* [Task details]
Identify each line holding the string "деятельности" and copy it.

* [Input]

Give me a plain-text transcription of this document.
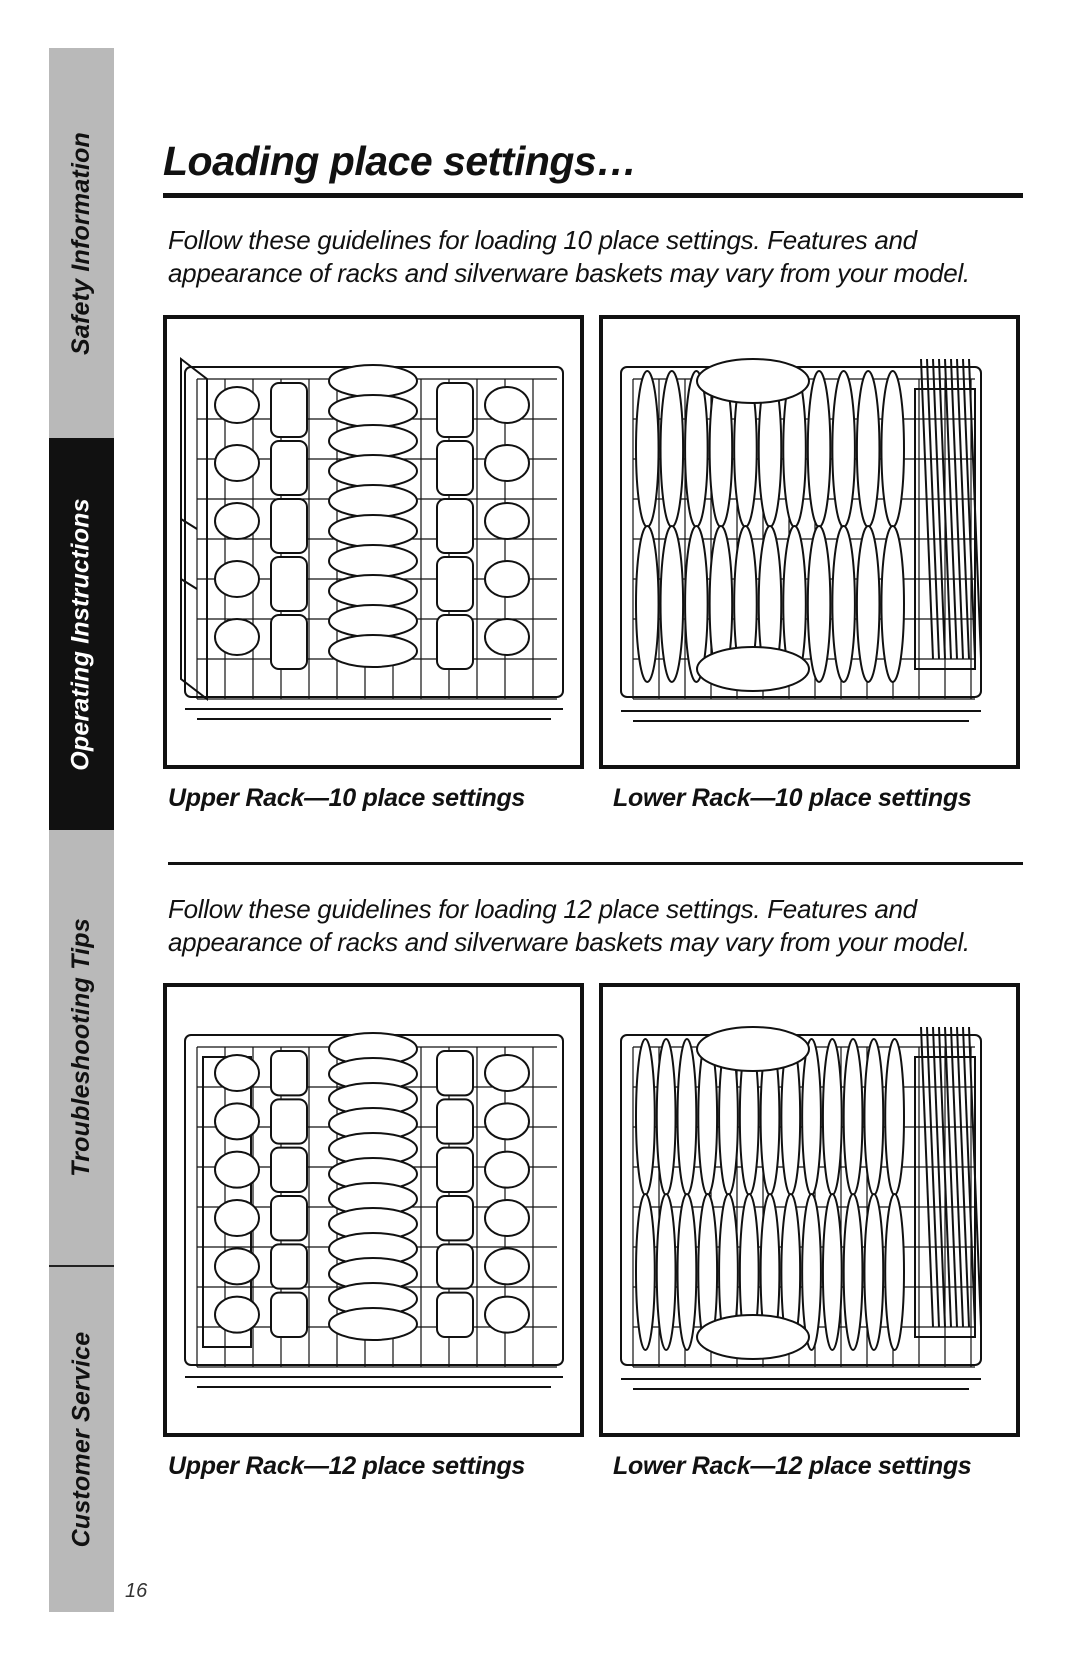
Safety Information
Operating Instructions
Troubleshooting Tips
Customer Service
Loading place settings…

Follow these guidelines for loading 10 place settings. Features and
appearance of racks and silverware baskets may vary from your model.

Upper Rack—10 place settings	Lower Rack—10 place settings

Follow these guidelines for loading 12 place settings. Features and
appearance of racks and silverware baskets may vary from your model.

Upper Rack—12 place settings	Lower Rack—12 place settings

16
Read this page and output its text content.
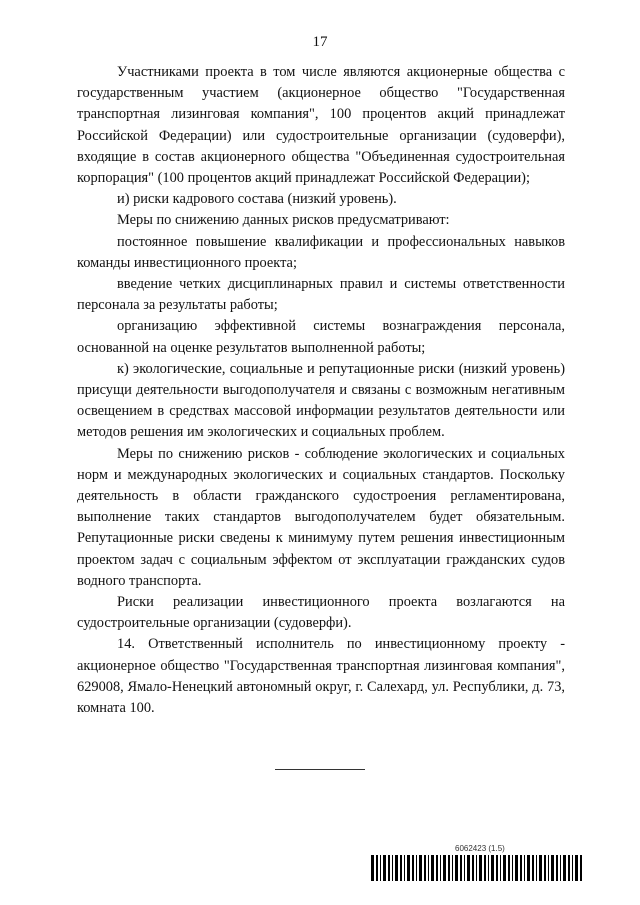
17

Участниками проекта в том числе являются акционерные общества с государственным участием (акционерное общество "Государственная транспортная лизинговая компания", 100 процентов акций принадлежат Российской Федерации) или судостроительные организации (судоверфи), входящие в состав акционерного общества "Объединенная судостроительная корпорация" (100 процентов акций принадлежат Российской Федерации);

и) риски кадрового состава (низкий уровень).

Меры по снижению данных рисков предусматривают:

постоянное повышение квалификации и профессиональных навыков команды инвестиционного проекта;

введение четких дисциплинарных правил и системы ответственности персонала за результаты работы;

организацию эффективной системы вознаграждения персонала, основанной на оценке результатов выполненной работы;

к) экологические, социальные и репутационные риски (низкий уровень) присущи деятельности выгодополучателя и связаны с возможным негативным освещением в средствах массовой информации результатов деятельности или методов решения им экологических и социальных проблем.

Меры по снижению рисков - соблюдение экологических и социальных норм и международных экологических и социальных стандартов. Поскольку деятельность в области гражданского судостроения регламентирована, выполнение таких стандартов выгодополучателем будет обязательным. Репутационные риски сведены к минимуму путем решения инвестиционным проектом задач с социальным эффектом от эксплуатации гражданских судов водного транспорта.

Риски реализации инвестиционного проекта возлагаются на судостроительные организации (судоверфи).

14. Ответственный исполнитель по инвестиционному проекту - акционерное общество "Государственная транспортная лизинговая компания", 629008, Ямало-Ненецкий автономный округ, г. Салехард, ул. Республики, д. 73, комната 100.

6062423 (1.5)
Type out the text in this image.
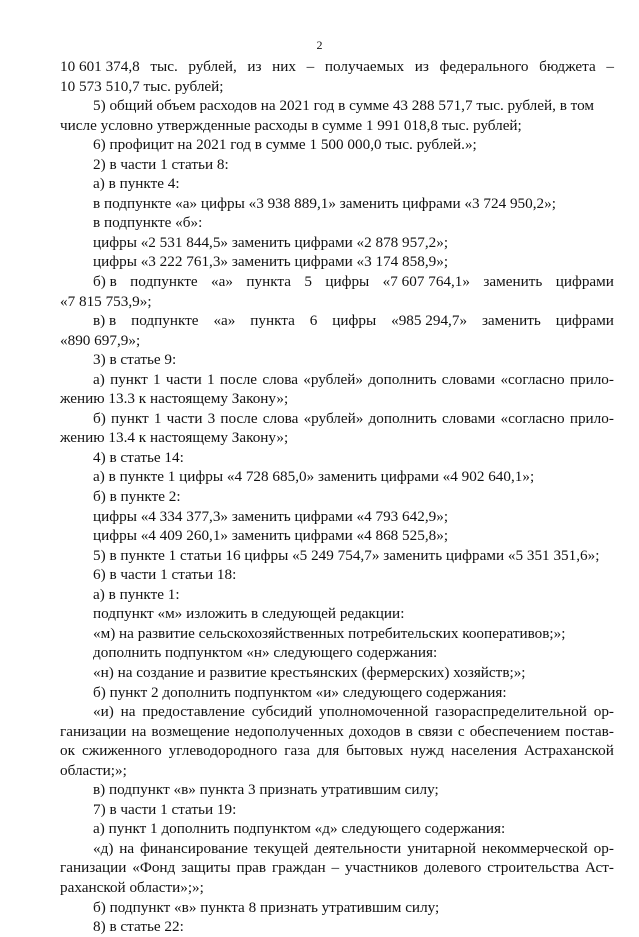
2
10 601 374,8 тыс. рублей, из них – получаемых из федерального бюджета –
10 573 510,7 тыс. рублей;
5) общий объем расходов на 2021 год в сумме 43 288 571,7 тыс. рублей, в том
числе условно утвержденные расходы в сумме 1 991 018,8 тыс. рублей;
6) профицит на 2021 год в сумме 1 500 000,0 тыс. рублей.»;
2) в части 1 статьи 8:
а) в пункте 4:
в подпункте «а» цифры «3 938 889,1» заменить цифрами «3 724 950,2»;
в подпункте «б»:
цифры «2 531 844,5» заменить цифрами «2 878 957,2»;
цифры «3 222 761,3» заменить цифрами «3 174 858,9»;
б) в подпункте «а» пункта 5 цифры «7 607 764,1» заменить цифрами
«7 815 753,9»;
в) в подпункте «а» пункта 6 цифры «985 294,7» заменить цифрами
«890 697,9»;
3) в статье 9:
а) пункт 1 части 1 после слова «рублей» дополнить словами «согласно прило-
жению 13.3 к настоящему Закону»;
б) пункт 1 части 3 после слова «рублей» дополнить словами «согласно прило-
жению 13.4 к настоящему Закону»;
4) в статье 14:
а) в пункте 1 цифры «4 728 685,0» заменить цифрами «4 902 640,1»;
б) в пункте 2:
цифры «4 334 377,3» заменить цифрами «4 793 642,9»;
цифры «4 409 260,1» заменить цифрами «4 868 525,8»;
5) в пункте 1 статьи 16 цифры «5 249 754,7» заменить цифрами «5 351 351,6»;
6) в части 1 статьи 18:
а) в пункте 1:
подпункт «м» изложить в следующей редакции:
«м) на развитие сельскохозяйственных потребительских кооперативов;»;
дополнить подпунктом «н» следующего содержания:
«н) на создание и развитие крестьянских (фермерских) хозяйств;»;
б) пункт 2 дополнить подпунктом «и» следующего содержания:
«и) на предоставление субсидий уполномоченной газораспределительной ор-
ганизации на возмещение недополученных доходов в связи с обеспечением постав-
ок сжиженного углеводородного газа для бытовых нужд населения Астраханской
области;»;
в) подпункт «в» пункта 3 признать утратившим силу;
7) в части 1 статьи 19:
а) пункт 1 дополнить подпунктом «д» следующего содержания:
«д) на финансирование текущей деятельности унитарной некоммерческой ор-
ганизации «Фонд защиты прав граждан – участников долевого строительства Аст-
раханской области»;»;
б) подпункт «в» пункта 8 признать утратившим силу;
8) в статье 22:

* [Task answer]
к) экологические, социальные и репутационные риски (низкий уровень) присущи деятельности выгодополучателя и связаны с возможным негативным освещением в средствах массовой информации результатов деятельности или методов решения им экологических и социальных проблем.
«д) на финансирование текущей деятельности унитарной некоммерческой ор-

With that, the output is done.